*Work instructions*: Identify every line in the records below that contains the word "奚暇治礼义哉", and reproduce each one.

>> Start Data shown

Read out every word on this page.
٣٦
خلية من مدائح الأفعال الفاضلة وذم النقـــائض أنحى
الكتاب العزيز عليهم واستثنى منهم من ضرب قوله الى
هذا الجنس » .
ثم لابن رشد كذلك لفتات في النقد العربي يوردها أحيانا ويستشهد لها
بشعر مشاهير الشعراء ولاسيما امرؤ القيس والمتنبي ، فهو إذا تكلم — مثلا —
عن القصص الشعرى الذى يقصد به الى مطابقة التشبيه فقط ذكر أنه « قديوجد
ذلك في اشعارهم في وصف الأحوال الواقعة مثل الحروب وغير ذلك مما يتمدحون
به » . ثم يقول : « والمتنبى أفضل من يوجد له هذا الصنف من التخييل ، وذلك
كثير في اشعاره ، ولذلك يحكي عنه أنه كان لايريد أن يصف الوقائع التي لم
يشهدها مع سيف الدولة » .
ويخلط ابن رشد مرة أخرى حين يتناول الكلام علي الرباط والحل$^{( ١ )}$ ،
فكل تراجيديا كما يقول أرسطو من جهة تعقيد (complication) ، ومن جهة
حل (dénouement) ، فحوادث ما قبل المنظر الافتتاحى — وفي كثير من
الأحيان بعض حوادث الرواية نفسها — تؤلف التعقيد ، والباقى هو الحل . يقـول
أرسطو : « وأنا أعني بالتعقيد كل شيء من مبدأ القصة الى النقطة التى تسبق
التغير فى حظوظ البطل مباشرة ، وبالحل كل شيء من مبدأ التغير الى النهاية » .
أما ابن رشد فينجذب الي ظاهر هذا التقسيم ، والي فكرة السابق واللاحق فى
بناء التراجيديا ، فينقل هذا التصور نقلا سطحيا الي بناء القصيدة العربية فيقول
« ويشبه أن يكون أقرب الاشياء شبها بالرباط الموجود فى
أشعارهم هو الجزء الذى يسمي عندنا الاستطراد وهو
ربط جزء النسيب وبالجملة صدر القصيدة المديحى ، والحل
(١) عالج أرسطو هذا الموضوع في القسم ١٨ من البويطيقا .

>> End Data shown
>> Start Data shown

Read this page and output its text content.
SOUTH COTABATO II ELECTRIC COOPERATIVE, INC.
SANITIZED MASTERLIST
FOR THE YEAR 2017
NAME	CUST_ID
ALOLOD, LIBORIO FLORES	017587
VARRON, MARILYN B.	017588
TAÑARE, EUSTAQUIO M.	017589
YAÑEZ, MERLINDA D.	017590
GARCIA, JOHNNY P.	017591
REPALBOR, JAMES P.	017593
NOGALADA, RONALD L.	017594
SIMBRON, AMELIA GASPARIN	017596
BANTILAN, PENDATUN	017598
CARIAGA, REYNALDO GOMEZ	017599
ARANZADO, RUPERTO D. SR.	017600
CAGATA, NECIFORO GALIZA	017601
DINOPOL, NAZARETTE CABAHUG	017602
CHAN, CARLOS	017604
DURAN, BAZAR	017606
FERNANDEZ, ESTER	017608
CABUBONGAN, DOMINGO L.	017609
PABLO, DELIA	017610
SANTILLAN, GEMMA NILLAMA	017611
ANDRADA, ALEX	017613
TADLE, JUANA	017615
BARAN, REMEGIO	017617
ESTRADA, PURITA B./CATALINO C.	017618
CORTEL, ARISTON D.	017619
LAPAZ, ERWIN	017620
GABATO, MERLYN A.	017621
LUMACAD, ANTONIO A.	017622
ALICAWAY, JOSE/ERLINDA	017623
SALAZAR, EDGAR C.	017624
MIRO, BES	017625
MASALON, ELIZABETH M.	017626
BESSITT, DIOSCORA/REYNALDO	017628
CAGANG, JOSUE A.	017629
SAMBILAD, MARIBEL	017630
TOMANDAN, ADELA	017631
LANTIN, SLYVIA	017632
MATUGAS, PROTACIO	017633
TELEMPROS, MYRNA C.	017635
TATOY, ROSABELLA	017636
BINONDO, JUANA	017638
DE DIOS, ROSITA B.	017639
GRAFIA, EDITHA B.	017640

>> End Data shown
>> Start Data shown

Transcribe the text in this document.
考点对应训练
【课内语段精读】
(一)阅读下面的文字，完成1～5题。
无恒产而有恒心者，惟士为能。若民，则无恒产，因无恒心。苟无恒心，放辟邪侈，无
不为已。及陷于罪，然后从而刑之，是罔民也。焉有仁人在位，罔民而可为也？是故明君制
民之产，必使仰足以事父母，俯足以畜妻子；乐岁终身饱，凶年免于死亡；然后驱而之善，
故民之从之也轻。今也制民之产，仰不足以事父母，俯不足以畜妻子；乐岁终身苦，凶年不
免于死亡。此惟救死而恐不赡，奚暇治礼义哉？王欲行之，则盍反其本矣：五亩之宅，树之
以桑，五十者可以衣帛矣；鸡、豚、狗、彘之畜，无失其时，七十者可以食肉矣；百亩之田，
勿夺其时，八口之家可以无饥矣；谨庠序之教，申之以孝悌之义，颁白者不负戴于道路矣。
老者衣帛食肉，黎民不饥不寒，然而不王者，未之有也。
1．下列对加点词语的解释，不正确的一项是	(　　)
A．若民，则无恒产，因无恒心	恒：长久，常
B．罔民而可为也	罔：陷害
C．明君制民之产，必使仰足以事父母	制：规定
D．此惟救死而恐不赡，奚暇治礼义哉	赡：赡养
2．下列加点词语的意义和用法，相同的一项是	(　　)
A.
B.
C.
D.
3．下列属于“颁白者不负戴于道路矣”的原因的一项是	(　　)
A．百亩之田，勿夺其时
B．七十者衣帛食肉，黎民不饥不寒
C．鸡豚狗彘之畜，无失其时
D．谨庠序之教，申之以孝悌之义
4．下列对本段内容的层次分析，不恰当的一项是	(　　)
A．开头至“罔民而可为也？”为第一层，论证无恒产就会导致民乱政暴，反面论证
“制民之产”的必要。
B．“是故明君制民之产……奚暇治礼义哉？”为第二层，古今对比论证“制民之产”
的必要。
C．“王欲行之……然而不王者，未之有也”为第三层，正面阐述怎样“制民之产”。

>> End Data shown

*Answer to the problem*:
免于死亡。此惟救死而恐不赡，奚暇治礼义哉？王欲行之，则盍反其本矣：五亩之宅，树之
D．此惟救死而恐不赡，奚暇治礼义哉	赡：赡养
B．“是故明君制民之产……奚暇治礼义哉？”为第二层，古今对比论证“制民之产”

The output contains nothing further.